### [Task prompt]
Could you write out the records below exactly as they appear, leaving out any pictures?

(Data records)
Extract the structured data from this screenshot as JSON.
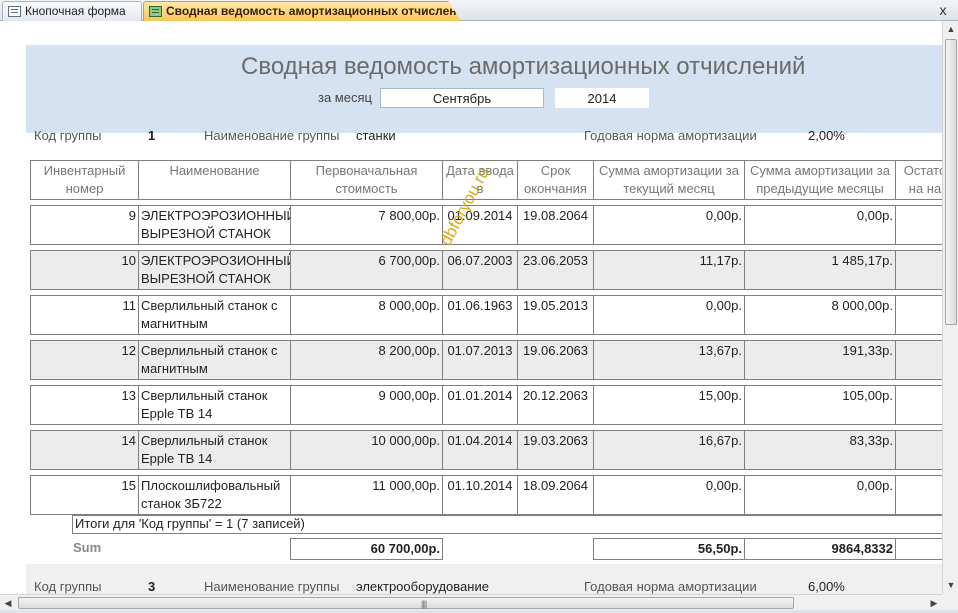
{
  "tabs": [
    {
      "label": "Кнопочная форма",
      "icon": "form-icon",
      "active": false
    },
    {
      "label": "Сводная ведомость амортизационных отчислений",
      "icon": "report-icon",
      "active": true
    }
  ],
  "close_glyph": "x",
  "report": {
    "title": "Сводная ведомость амортизационных отчислений",
    "month_label": "за месяц",
    "month": "Сентябрь",
    "year": "2014"
  },
  "group1": {
    "code_label": "Код группы",
    "code": "1",
    "name_label": "Наименование группы",
    "name": "станки",
    "rate_label": "Годовая норма амортизации",
    "rate": "2,00%"
  },
  "columns": [
    "Инвентарный номер",
    "Наименование",
    "Первоначальная стоимость",
    "Дата ввода в",
    "Срок окончания",
    "Сумма амортизации за текущий месяц",
    "Сумма амортизации за предыдущие месяцы",
    "Остато на на"
  ],
  "rows": [
    {
      "inv": "9",
      "name": "ЭЛЕКТРОЭРОЗИОННЫЙ ВЫРЕЗНОЙ СТАНОК",
      "cost": "7 800,00р.",
      "start": "01.09.2014",
      "end": "19.08.2064",
      "cur": "0,00р.",
      "prev": "0,00р."
    },
    {
      "inv": "10",
      "name": "ЭЛЕКТРОЭРОЗИОННЫЙ ВЫРЕЗНОЙ СТАНОК",
      "cost": "6 700,00р.",
      "start": "06.07.2003",
      "end": "23.06.2053",
      "cur": "11,17р.",
      "prev": "1 485,17р."
    },
    {
      "inv": "11",
      "name": "Сверлильный станок с магнитным",
      "cost": "8 000,00р.",
      "start": "01.06.1963",
      "end": "19.05.2013",
      "cur": "0,00р.",
      "prev": "8 000,00р."
    },
    {
      "inv": "12",
      "name": "Сверлильный станок с магнитным",
      "cost": "8 200,00р.",
      "start": "01.07.2013",
      "end": "19.06.2063",
      "cur": "13,67р.",
      "prev": "191,33р."
    },
    {
      "inv": "13",
      "name": "Сверлильный станок Epple TB 14",
      "cost": "9 000,00р.",
      "start": "01.01.2014",
      "end": "20.12.2063",
      "cur": "15,00р.",
      "prev": "105,00р."
    },
    {
      "inv": "14",
      "name": "Сверлильный станок Epple TB 14",
      "cost": "10 000,00р.",
      "start": "01.04.2014",
      "end": "19.03.2063",
      "cur": "16,67р.",
      "prev": "83,33р."
    },
    {
      "inv": "15",
      "name": "Плоскошлифовальный станок 3Б722",
      "cost": "11 000,00р.",
      "start": "01.10.2014",
      "end": "18.09.2064",
      "cur": "0,00р.",
      "prev": "0,00р."
    }
  ],
  "totals": {
    "group_summary": "Итоги для 'Код группы' = 1 (7 записей)",
    "sum_label": "Sum",
    "cost": "60 700,00р.",
    "cur": "56,50р.",
    "prev": "9864,8332"
  },
  "group2": {
    "code_label": "Код группы",
    "code": "3",
    "name_label": "Наименование группы",
    "name": "электрооборудование",
    "rate_label": "Годовая норма амортизации",
    "rate": "6,00%"
  },
  "watermark": "dbforyou.ru",
  "scroll": {
    "up": "▲",
    "down": "▼",
    "left": "◀",
    "right": "▶",
    "grip": "||||"
  }
}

### [Task response]
Extract the structured data from this screenshot as JSON.
{
  "tabs": [
    {
      "label": "Кнопочная форма",
      "icon": "form-icon",
      "active": false
    },
    {
      "label": "Сводная ведомость амортизационных отчислений",
      "icon": "report-icon",
      "active": true
    }
  ],
  "close_glyph": "x",
  "report": {
    "title": "Сводная ведомость амортизационных отчислений",
    "month_label": "за месяц",
    "month": "Сентябрь",
    "year": "2014"
  },
  "group1": {
    "code_label": "Код группы",
    "code": "1",
    "name_label": "Наименование группы",
    "name": "станки",
    "rate_label": "Годовая норма амортизации",
    "rate": "2,00%"
  },
  "columns": [
    "Инвентарный номер",
    "Наименование",
    "Первоначальная стоимость",
    "Дата ввода в",
    "Срок окончания",
    "Сумма амортизации за текущий месяц",
    "Сумма амортизации за предыдущие месяцы",
    "Остато на на"
  ],
  "rows": [
    {
      "inv": "9",
      "name": "ЭЛЕКТРОЭРОЗИОННЫЙ ВЫРЕЗНОЙ СТАНОК",
      "cost": "7 800,00р.",
      "start": "01.09.2014",
      "end": "19.08.2064",
      "cur": "0,00р.",
      "prev": "0,00р."
    },
    {
      "inv": "10",
      "name": "ЭЛЕКТРОЭРОЗИОННЫЙ ВЫРЕЗНОЙ СТАНОК",
      "cost": "6 700,00р.",
      "start": "06.07.2003",
      "end": "23.06.2053",
      "cur": "11,17р.",
      "prev": "1 485,17р."
    },
    {
      "inv": "11",
      "name": "Сверлильный станок с магнитным",
      "cost": "8 000,00р.",
      "start": "01.06.1963",
      "end": "19.05.2013",
      "cur": "0,00р.",
      "prev": "8 000,00р."
    },
    {
      "inv": "12",
      "name": "Сверлильный станок с магнитным",
      "cost": "8 200,00р.",
      "start": "01.07.2013",
      "end": "19.06.2063",
      "cur": "13,67р.",
      "prev": "191,33р."
    },
    {
      "inv": "13",
      "name": "Сверлильный станок Epple TB 14",
      "cost": "9 000,00р.",
      "start": "01.01.2014",
      "end": "20.12.2063",
      "cur": "15,00р.",
      "prev": "105,00р."
    },
    {
      "inv": "14",
      "name": "Сверлильный станок Epple TB 14",
      "cost": "10 000,00р.",
      "start": "01.04.2014",
      "end": "19.03.2063",
      "cur": "16,67р.",
      "prev": "83,33р."
    },
    {
      "inv": "15",
      "name": "Плоскошлифовальный станок 3Б722",
      "cost": "11 000,00р.",
      "start": "01.10.2014",
      "end": "18.09.2064",
      "cur": "0,00р.",
      "prev": "0,00р."
    }
  ],
  "totals": {
    "group_summary": "Итоги для 'Код группы' = 1 (7 записей)",
    "sum_label": "Sum",
    "cost": "60 700,00р.",
    "cur": "56,50р.",
    "prev": "9864,8332"
  },
  "group2": {
    "code_label": "Код группы",
    "code": "3",
    "name_label": "Наименование группы",
    "name": "электрооборудование",
    "rate_label": "Годовая норма амортизации",
    "rate": "6,00%"
  },
  "watermark": "dbforyou.ru",
  "scroll": {
    "up": "▲",
    "down": "▼",
    "left": "◀",
    "right": "▶",
    "grip": "||||"
  }
}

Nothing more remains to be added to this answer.